#### Data section
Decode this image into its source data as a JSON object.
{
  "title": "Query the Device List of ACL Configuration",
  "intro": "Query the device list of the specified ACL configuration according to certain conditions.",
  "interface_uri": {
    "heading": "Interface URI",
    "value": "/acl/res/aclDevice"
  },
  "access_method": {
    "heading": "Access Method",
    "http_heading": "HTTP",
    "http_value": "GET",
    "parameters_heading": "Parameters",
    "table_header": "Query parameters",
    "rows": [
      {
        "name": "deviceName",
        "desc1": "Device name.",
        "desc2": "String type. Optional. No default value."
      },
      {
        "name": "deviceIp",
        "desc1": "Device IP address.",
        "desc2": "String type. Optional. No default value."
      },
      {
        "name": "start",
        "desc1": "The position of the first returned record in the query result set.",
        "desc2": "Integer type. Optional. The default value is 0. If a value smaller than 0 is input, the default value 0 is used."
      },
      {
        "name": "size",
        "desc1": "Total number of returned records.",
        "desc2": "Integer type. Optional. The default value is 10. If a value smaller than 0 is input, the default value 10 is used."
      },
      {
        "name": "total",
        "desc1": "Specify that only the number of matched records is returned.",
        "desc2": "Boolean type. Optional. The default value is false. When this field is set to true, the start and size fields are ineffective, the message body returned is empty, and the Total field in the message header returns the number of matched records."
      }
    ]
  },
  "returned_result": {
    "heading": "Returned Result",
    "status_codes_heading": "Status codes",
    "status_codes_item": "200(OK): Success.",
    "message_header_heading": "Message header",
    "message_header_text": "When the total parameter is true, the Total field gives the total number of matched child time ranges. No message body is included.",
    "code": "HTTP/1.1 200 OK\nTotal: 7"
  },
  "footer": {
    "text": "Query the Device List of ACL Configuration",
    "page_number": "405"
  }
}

#### What the task requires
Type out the full listing again, exactly as given.

#### Correct output
Decode this image into its source data as a JSON object.
{
  "title": "Query the Device List of ACL Configuration",
  "intro": "Query the device list of the specified ACL configuration according to certain conditions.",
  "interface_uri": {
    "heading": "Interface URI",
    "value": "/acl/res/aclDevice"
  },
  "access_method": {
    "heading": "Access Method",
    "http_heading": "HTTP",
    "http_value": "GET",
    "parameters_heading": "Parameters",
    "table_header": "Query parameters",
    "rows": [
      {
        "name": "deviceName",
        "desc1": "Device name.",
        "desc2": "String type. Optional. No default value."
      },
      {
        "name": "deviceIp",
        "desc1": "Device IP address.",
        "desc2": "String type. Optional. No default value."
      },
      {
        "name": "start",
        "desc1": "The position of the first returned record in the query result set.",
        "desc2": "Integer type. Optional. The default value is 0. If a value smaller than 0 is input, the default value 0 is used."
      },
      {
        "name": "size",
        "desc1": "Total number of returned records.",
        "desc2": "Integer type. Optional. The default value is 10. If a value smaller than 0 is input, the default value 10 is used."
      },
      {
        "name": "total",
        "desc1": "Specify that only the number of matched records is returned.",
        "desc2": "Boolean type. Optional. The default value is false. When this field is set to true, the start and size fields are ineffective, the message body returned is empty, and the Total field in the message header returns the number of matched records."
      }
    ]
  },
  "returned_result": {
    "heading": "Returned Result",
    "status_codes_heading": "Status codes",
    "status_codes_item": "200(OK): Success.",
    "message_header_heading": "Message header",
    "message_header_text": "When the total parameter is true, the Total field gives the total number of matched child time ranges. No message body is included.",
    "code": "HTTP/1.1 200 OK\nTotal: 7"
  },
  "footer": {
    "text": "Query the Device List of ACL Configuration",
    "page_number": "405"
  }
}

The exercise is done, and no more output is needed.